### Exercise goal
Transcribe the records below exactly as they appear, omitting any pictures.
[Opening Provided data section]
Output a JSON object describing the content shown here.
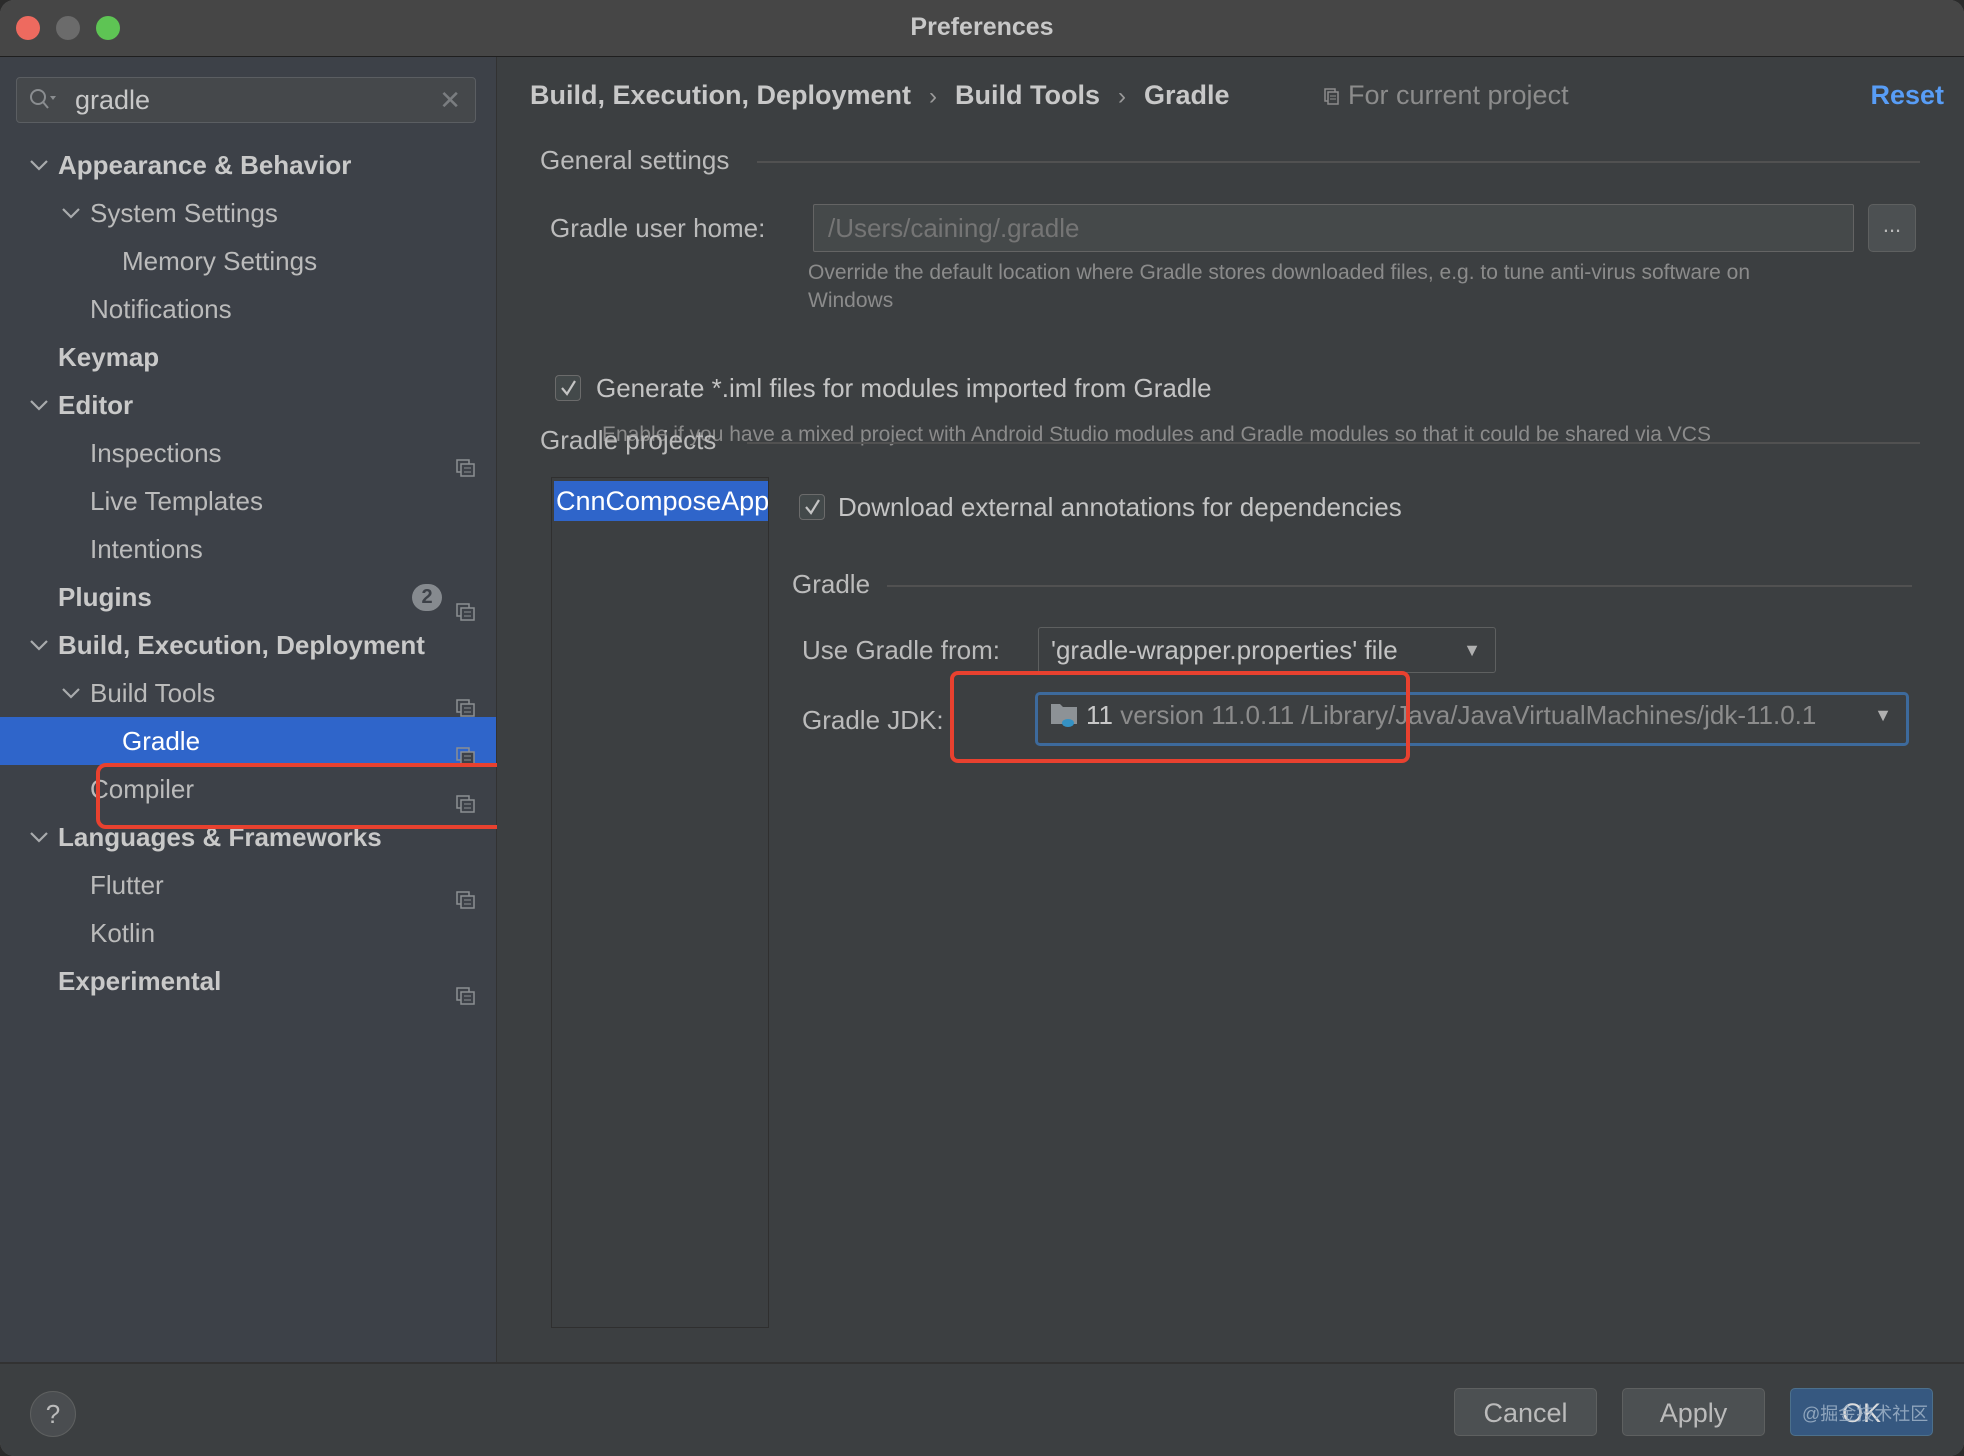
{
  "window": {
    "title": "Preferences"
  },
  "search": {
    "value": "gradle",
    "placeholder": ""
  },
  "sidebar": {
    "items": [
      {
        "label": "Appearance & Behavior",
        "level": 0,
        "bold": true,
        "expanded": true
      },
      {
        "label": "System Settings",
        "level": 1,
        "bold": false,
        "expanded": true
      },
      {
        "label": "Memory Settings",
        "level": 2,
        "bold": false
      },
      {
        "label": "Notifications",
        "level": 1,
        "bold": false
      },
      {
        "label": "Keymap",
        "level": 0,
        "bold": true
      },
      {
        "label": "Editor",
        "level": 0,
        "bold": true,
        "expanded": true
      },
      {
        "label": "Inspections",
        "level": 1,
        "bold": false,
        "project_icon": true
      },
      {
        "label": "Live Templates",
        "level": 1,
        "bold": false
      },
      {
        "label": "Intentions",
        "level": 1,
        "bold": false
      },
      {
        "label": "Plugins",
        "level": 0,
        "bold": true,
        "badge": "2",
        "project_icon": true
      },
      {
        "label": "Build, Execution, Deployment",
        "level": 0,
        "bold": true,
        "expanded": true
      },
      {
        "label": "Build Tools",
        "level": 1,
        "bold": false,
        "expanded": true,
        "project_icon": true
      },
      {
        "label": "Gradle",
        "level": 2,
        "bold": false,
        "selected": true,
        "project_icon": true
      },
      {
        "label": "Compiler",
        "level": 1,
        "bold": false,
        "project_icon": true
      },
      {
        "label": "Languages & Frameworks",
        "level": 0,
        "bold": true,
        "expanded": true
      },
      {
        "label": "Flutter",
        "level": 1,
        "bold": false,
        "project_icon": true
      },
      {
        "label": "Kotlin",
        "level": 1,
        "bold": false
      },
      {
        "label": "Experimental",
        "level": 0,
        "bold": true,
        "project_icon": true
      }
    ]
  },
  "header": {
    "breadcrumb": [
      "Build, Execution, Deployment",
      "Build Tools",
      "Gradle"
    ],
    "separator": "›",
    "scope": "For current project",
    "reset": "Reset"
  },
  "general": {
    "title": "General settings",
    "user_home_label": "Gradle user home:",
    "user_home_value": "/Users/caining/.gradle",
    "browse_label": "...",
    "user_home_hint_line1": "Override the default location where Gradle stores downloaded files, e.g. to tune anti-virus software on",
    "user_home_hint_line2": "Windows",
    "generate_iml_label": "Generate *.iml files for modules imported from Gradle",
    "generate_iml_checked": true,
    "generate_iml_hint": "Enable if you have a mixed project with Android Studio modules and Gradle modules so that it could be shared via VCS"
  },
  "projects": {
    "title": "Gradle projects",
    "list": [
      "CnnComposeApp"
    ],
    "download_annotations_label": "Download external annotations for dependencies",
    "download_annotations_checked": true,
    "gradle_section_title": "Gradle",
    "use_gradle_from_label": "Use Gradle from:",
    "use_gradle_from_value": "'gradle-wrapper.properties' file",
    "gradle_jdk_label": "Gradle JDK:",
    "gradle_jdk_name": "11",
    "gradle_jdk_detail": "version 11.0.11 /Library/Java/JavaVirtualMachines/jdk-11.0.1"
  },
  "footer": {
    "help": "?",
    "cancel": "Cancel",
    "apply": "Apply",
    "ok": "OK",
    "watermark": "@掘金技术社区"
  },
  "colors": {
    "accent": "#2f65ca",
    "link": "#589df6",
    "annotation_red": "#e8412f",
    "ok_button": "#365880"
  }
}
[Closing Provided data section]
### Exercise output
Output a JSON object describing the content shown here.
{
  "window": {
    "title": "Preferences"
  },
  "search": {
    "value": "gradle",
    "placeholder": ""
  },
  "sidebar": {
    "items": [
      {
        "label": "Appearance & Behavior",
        "level": 0,
        "bold": true,
        "expanded": true
      },
      {
        "label": "System Settings",
        "level": 1,
        "bold": false,
        "expanded": true
      },
      {
        "label": "Memory Settings",
        "level": 2,
        "bold": false
      },
      {
        "label": "Notifications",
        "level": 1,
        "bold": false
      },
      {
        "label": "Keymap",
        "level": 0,
        "bold": true
      },
      {
        "label": "Editor",
        "level": 0,
        "bold": true,
        "expanded": true
      },
      {
        "label": "Inspections",
        "level": 1,
        "bold": false,
        "project_icon": true
      },
      {
        "label": "Live Templates",
        "level": 1,
        "bold": false
      },
      {
        "label": "Intentions",
        "level": 1,
        "bold": false
      },
      {
        "label": "Plugins",
        "level": 0,
        "bold": true,
        "badge": "2",
        "project_icon": true
      },
      {
        "label": "Build, Execution, Deployment",
        "level": 0,
        "bold": true,
        "expanded": true
      },
      {
        "label": "Build Tools",
        "level": 1,
        "bold": false,
        "expanded": true,
        "project_icon": true
      },
      {
        "label": "Gradle",
        "level": 2,
        "bold": false,
        "selected": true,
        "project_icon": true
      },
      {
        "label": "Compiler",
        "level": 1,
        "bold": false,
        "project_icon": true
      },
      {
        "label": "Languages & Frameworks",
        "level": 0,
        "bold": true,
        "expanded": true
      },
      {
        "label": "Flutter",
        "level": 1,
        "bold": false,
        "project_icon": true
      },
      {
        "label": "Kotlin",
        "level": 1,
        "bold": false
      },
      {
        "label": "Experimental",
        "level": 0,
        "bold": true,
        "project_icon": true
      }
    ]
  },
  "header": {
    "breadcrumb": [
      "Build, Execution, Deployment",
      "Build Tools",
      "Gradle"
    ],
    "separator": "›",
    "scope": "For current project",
    "reset": "Reset"
  },
  "general": {
    "title": "General settings",
    "user_home_label": "Gradle user home:",
    "user_home_value": "/Users/caining/.gradle",
    "browse_label": "...",
    "user_home_hint_line1": "Override the default location where Gradle stores downloaded files, e.g. to tune anti-virus software on",
    "user_home_hint_line2": "Windows",
    "generate_iml_label": "Generate *.iml files for modules imported from Gradle",
    "generate_iml_checked": true,
    "generate_iml_hint": "Enable if you have a mixed project with Android Studio modules and Gradle modules so that it could be shared via VCS"
  },
  "projects": {
    "title": "Gradle projects",
    "list": [
      "CnnComposeApp"
    ],
    "download_annotations_label": "Download external annotations for dependencies",
    "download_annotations_checked": true,
    "gradle_section_title": "Gradle",
    "use_gradle_from_label": "Use Gradle from:",
    "use_gradle_from_value": "'gradle-wrapper.properties' file",
    "gradle_jdk_label": "Gradle JDK:",
    "gradle_jdk_name": "11",
    "gradle_jdk_detail": "version 11.0.11 /Library/Java/JavaVirtualMachines/jdk-11.0.1"
  },
  "footer": {
    "help": "?",
    "cancel": "Cancel",
    "apply": "Apply",
    "ok": "OK",
    "watermark": "@掘金技术社区"
  },
  "colors": {
    "accent": "#2f65ca",
    "link": "#589df6",
    "annotation_red": "#e8412f",
    "ok_button": "#365880"
  }
}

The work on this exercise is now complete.